Supplied data:
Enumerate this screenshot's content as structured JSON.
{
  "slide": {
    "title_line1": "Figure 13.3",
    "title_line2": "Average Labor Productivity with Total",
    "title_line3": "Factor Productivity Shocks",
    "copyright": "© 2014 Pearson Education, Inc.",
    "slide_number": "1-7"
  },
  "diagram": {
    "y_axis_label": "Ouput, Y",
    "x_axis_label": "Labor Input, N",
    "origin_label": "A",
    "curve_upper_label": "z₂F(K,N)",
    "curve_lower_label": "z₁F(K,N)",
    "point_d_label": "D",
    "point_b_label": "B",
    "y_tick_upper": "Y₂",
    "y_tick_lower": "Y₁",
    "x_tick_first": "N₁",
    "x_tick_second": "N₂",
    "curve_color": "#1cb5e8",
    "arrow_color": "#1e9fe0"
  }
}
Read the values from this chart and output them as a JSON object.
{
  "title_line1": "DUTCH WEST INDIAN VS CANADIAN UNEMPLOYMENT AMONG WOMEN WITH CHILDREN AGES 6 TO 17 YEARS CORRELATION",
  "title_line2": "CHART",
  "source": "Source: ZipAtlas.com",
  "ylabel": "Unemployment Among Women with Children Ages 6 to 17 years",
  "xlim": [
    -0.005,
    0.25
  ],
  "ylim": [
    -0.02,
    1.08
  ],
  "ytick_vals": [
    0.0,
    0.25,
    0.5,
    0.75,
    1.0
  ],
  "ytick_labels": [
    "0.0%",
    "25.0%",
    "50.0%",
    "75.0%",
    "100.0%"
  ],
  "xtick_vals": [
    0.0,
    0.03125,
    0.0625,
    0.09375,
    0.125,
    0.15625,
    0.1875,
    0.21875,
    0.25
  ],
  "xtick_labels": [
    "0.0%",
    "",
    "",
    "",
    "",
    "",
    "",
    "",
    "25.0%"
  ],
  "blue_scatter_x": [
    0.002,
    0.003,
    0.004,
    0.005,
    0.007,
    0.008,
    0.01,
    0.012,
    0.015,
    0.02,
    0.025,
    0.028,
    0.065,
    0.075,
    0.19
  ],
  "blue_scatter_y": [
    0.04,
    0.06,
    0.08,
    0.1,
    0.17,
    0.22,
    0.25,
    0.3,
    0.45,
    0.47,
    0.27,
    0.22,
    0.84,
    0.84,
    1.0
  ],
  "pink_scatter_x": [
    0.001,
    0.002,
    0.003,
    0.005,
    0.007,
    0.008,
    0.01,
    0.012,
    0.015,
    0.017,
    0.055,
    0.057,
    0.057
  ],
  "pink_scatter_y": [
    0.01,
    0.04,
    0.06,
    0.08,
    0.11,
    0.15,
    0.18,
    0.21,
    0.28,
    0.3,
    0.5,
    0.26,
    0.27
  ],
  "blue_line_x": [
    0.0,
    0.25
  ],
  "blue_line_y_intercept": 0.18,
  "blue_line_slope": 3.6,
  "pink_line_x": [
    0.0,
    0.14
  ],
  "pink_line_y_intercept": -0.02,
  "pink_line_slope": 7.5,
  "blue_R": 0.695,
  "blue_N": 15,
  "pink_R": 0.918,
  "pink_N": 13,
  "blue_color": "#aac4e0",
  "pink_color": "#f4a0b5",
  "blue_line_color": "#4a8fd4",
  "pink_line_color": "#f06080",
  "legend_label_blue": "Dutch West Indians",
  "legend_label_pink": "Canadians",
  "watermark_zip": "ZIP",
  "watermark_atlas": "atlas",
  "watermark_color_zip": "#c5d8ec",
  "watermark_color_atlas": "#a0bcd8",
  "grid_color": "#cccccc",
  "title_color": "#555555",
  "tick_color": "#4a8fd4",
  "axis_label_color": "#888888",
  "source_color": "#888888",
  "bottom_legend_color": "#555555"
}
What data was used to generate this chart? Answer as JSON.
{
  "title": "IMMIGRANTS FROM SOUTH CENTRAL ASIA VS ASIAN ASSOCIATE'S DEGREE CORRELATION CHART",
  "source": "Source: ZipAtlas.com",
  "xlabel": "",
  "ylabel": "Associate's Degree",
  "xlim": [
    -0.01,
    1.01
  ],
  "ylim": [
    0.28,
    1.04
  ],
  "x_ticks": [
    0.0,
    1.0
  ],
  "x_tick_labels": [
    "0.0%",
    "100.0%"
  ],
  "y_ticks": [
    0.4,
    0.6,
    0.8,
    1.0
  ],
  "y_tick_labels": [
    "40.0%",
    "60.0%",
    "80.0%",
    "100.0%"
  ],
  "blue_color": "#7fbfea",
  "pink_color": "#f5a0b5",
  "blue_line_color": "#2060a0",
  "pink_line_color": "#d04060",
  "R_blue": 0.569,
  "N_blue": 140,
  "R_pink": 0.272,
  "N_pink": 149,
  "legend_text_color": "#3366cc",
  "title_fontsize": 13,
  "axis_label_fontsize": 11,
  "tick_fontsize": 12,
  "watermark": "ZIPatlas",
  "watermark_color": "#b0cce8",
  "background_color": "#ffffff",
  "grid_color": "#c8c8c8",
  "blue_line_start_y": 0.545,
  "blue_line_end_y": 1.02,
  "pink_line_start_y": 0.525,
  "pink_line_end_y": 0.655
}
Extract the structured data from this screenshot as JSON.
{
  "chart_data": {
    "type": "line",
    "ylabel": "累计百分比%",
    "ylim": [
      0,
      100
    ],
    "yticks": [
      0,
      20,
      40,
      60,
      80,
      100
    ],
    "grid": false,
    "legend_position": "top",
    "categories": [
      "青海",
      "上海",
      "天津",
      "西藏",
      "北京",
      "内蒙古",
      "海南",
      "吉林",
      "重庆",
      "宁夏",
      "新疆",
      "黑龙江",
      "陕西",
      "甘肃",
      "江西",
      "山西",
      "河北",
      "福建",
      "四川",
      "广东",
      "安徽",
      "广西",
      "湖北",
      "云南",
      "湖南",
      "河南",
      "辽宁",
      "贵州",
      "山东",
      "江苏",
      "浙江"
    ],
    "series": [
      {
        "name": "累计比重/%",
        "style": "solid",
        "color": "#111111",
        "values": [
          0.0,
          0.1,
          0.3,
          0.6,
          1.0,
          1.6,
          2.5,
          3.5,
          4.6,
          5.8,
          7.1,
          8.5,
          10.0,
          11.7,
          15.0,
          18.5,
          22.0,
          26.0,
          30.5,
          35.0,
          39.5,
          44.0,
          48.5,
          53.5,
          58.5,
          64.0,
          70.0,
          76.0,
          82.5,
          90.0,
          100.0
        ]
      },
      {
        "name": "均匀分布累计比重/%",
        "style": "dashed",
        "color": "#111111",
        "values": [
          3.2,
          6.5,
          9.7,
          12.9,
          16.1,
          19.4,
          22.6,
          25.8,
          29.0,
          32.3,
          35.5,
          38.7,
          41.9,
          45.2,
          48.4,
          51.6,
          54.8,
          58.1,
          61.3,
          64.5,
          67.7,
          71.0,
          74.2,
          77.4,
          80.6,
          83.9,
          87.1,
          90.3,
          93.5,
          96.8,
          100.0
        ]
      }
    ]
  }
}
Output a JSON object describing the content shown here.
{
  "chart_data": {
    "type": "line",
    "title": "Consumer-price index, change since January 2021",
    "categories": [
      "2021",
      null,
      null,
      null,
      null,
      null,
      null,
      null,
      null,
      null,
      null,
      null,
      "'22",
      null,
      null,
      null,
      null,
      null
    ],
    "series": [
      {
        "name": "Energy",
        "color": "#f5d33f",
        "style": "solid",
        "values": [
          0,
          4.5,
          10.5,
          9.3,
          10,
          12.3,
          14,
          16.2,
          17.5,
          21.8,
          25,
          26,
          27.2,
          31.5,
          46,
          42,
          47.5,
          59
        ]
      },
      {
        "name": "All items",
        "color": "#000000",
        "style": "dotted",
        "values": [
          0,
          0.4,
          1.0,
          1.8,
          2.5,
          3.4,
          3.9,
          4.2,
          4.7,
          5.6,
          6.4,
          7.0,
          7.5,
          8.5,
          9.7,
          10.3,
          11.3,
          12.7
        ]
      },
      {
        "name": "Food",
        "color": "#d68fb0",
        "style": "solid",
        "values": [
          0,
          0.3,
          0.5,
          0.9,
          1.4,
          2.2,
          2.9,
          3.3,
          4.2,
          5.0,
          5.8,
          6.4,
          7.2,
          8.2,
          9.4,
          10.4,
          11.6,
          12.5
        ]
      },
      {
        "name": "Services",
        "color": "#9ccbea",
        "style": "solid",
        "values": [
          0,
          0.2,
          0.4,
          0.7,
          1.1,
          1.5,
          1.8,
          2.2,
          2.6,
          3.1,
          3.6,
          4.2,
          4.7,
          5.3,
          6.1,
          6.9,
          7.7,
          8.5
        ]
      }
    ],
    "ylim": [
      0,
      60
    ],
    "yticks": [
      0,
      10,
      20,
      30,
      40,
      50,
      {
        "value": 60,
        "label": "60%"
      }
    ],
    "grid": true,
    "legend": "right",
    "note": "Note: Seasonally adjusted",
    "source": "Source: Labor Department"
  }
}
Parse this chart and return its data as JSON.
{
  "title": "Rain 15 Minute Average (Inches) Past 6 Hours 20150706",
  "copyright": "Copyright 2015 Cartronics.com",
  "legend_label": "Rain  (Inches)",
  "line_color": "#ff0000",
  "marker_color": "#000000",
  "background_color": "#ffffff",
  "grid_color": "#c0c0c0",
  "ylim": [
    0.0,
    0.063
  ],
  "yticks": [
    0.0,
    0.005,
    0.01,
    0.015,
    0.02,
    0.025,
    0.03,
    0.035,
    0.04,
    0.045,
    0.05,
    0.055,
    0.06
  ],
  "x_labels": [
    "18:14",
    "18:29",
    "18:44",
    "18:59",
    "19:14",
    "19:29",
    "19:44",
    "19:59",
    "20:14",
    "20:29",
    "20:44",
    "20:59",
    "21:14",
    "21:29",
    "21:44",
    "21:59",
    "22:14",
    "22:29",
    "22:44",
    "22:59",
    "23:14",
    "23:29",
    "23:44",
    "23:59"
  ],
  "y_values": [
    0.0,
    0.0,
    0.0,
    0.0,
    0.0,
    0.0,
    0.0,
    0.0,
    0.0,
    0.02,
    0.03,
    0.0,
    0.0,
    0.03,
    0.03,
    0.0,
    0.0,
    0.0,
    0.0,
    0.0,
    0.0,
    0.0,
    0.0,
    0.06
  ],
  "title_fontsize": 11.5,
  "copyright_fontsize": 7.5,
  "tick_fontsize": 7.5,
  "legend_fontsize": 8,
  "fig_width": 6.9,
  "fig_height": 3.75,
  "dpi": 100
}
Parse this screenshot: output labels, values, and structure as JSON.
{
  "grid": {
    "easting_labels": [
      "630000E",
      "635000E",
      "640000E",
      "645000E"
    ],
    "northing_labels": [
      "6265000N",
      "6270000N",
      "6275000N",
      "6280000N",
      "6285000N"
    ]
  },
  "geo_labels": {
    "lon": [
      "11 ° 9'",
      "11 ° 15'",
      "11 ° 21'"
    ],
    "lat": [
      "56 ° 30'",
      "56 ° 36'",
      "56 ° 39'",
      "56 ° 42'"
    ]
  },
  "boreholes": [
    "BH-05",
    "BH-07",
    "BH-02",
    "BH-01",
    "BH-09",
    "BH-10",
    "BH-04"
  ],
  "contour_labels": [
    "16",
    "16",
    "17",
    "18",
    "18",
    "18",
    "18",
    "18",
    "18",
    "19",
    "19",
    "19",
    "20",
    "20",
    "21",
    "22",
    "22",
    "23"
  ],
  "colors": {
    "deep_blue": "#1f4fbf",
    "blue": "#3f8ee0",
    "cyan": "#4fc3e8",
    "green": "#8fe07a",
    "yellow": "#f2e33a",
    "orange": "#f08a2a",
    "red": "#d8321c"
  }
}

Prompt:
Where a line above holds the string "CORRELATION", show that line.

Written response:
  "title_line1": "DUTCH WEST INDIAN VS CANADIAN UNEMPLOYMENT AMONG WOMEN WITH CHILDREN AGES 6 TO 17 YEARS CORRELATION",
  "title": "IMMIGRANTS FROM SOUTH CENTRAL ASIA VS ASIAN ASSOCIATE'S DEGREE CORRELATION CHART",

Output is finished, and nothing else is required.